• Your task:
Keep writing the networking fundamentals guide below, starting right after its last sentence.

• Passage provided:
—————
Networking Fundamentals
Core networking concepts for cloud infrastructure engineers — from OSI layers and TCP/IP internals to SDN, overlay networks, and real-world troubleshooting tools.
OSI Model — Cloud & DevOps Perspective
The OSI model provides a layered framework for understanding where issues occur. In cloud environments, most problems live at layers 3–7, but lower layers surface in on-prem/hybrid scenarios.
Layer 1 — Physical
Cloud relevance: Fiber optic links, transceiver types, cable specs for Direct Connect / Interconnect. Rarely visible in cloud but critical for colocation and dedicated connectivity.
What breaks here: Bad SFP modules, fiber bends, attenuation. Tools: Physical inspection, optical power meters, vendor NOC tickets.
Layer 2 — Data Link
Cloud relevance: MAC addressing, VLANs, 802.1Q tagging (used in Direct Connect VIFs, Interconnect VLAN attachments), ARP, spanning tree (STP).
What breaks here: ARP storms, duplicate MACs, VLAN misconfiguration. Tools: arp -n, arping, tcpdump, switch port analysis.
Layer 3 — Network
Cloud relevance: IP routing, CIDR blocks, route tables, security groups (IP-level), BGP, OSPF. The most critical layer for cloud networking — VPC route tables operate here.
What breaks here: Route table misconfigurations, missing routes, blackhole routes, MTU mismatches causing fragmentation. Tools: ping, traceroute, ip route, mtr.
Layer 4 — Transport
Cloud relevance: TCP/UDP port filtering (security groups, NACLs, firewall rules), connection tracking, TCP state management, health checks (TCP-based NLB). Load balancers operate at L4 (NLB) or L7 (ALB).
What breaks here: Port blocked by security group, TIME_WAIT exhaustion, SYN floods, asymmetric routing breaking stateful connections. Tools: netstat, ss, tcpdump, nmap.
Layer 5 — Session
Cloud relevance: TLS session establishment, session resumption (TLS tickets/session IDs), SSH sessions. Less distinctly modeled in modern stacks — often merged with L4/L6.
—————
• Records provided:

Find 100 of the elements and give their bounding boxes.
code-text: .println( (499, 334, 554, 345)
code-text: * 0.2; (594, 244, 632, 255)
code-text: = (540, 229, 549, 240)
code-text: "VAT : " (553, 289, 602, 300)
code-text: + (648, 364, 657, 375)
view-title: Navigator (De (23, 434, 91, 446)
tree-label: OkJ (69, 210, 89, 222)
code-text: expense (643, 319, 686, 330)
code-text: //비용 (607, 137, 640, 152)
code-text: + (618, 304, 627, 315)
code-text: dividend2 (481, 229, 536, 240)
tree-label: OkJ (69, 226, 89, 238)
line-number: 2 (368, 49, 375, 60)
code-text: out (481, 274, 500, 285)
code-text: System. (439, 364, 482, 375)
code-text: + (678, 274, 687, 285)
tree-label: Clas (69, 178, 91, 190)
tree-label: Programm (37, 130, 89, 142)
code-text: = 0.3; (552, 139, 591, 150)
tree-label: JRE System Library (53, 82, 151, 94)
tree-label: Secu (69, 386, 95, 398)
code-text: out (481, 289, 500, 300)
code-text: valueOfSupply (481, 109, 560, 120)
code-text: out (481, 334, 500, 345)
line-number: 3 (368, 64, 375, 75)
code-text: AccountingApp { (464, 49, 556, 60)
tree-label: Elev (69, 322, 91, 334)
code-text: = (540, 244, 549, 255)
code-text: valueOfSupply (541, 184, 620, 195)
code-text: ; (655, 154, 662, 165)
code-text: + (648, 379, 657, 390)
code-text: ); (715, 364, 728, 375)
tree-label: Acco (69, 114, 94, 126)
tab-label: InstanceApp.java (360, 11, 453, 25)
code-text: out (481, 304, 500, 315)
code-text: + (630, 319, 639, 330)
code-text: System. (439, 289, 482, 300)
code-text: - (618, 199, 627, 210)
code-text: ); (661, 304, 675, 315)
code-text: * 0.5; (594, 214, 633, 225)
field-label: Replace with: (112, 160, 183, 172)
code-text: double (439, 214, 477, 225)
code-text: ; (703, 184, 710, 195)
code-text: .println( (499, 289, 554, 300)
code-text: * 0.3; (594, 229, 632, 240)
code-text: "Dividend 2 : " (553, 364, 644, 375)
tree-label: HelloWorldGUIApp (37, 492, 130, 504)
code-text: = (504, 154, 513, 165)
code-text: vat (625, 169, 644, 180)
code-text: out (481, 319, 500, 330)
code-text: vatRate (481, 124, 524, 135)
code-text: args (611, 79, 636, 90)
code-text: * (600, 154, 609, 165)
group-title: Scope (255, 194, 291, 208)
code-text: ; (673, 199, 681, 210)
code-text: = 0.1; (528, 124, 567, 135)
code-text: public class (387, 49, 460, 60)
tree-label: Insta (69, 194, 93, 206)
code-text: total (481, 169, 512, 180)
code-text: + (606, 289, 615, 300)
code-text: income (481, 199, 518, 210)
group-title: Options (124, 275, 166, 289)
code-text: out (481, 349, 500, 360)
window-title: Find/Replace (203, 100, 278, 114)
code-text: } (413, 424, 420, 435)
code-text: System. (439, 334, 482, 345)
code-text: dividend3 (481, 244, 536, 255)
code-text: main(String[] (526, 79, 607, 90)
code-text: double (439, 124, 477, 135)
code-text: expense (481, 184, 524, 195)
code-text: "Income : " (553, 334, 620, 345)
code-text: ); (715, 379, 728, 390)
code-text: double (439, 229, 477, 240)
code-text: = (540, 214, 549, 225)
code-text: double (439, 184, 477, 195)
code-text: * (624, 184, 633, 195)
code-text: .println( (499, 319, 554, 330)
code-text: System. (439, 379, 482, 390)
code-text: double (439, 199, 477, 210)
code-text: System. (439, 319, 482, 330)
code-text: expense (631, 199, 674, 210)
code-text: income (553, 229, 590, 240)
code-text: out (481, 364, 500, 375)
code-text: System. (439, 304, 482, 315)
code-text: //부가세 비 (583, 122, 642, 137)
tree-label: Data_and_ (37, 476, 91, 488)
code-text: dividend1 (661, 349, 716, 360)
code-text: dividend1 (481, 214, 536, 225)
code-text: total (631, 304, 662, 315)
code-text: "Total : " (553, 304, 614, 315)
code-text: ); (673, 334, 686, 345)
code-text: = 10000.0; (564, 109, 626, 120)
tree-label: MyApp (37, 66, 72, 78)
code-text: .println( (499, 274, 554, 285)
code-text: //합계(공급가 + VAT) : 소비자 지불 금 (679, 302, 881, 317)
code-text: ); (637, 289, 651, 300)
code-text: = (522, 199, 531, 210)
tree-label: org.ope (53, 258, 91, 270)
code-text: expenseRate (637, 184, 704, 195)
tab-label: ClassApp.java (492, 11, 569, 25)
—————
• Exercise answer:
What breaks here: Session timeouts, TLS session cache mismatches. Tools: openssl s_client, application logs.
Layer 6 — Presentation
Cloud relevance: TLS encryption/decryption (SSL termination at ALB/GCP HTTPS LB), data encoding (JSON, Protobuf), compression (gzip, Brotli). SSL/TLS offloading happens at this layer.
What breaks here: Certificate errors, cipher mismatch, encoding bugs. Tools: openssl s_client -connect host:443, curl -v.
Layer 7 — Application
Cloud relevance: HTTP/HTTPS routing (ALB rules, GCP URL maps), DNS, gRPC, WebSocket, API Gateway. WAF rules (AWS WAF, Cloud Armor) inspect at this layer.
What breaks here: HTTP 4xx/5xx errors, incorrect Host headers, broken API routing, WAF false positives. Tools: curl -v, browser DevTools, application logs, WAF logs.
TCP/IP Stack
TCP vs UDP
| Feature | TCP | UDP |
|---|---|---|
| Connection | Connection-oriented (3-way handshake) | Connectionless |
| Reliability | Guaranteed delivery, ordering, retransmission | Best-effort, no guarantee |
| Overhead | Higher (headers, ACKs, state) | Lower (8-byte header) |
| Use cases | HTTP, HTTPS, SSH, databases, file transfer | DNS, NTP, video streaming, gaming, VoIP, QUIC |
| Cloud examples | ALB, RDS, SSH bastion, HTTPS APIs | NLB (UDP mode), Route 53, CloudFront UDP |
TCP Three-Way Handshake
# TCP connection establishment
Client Server
| |
|--- SYN (seq=x) ------------->| Client initiates
| |
|<-- SYN-ACK (seq=y, ack=x+1) -| Server acknowledges + its own SYN
| |
|--- ACK (ack=y+1) ----------->| Client acknowledges server
| |
|=== DATA TRANSFER ============|
# Connection teardown (4-way)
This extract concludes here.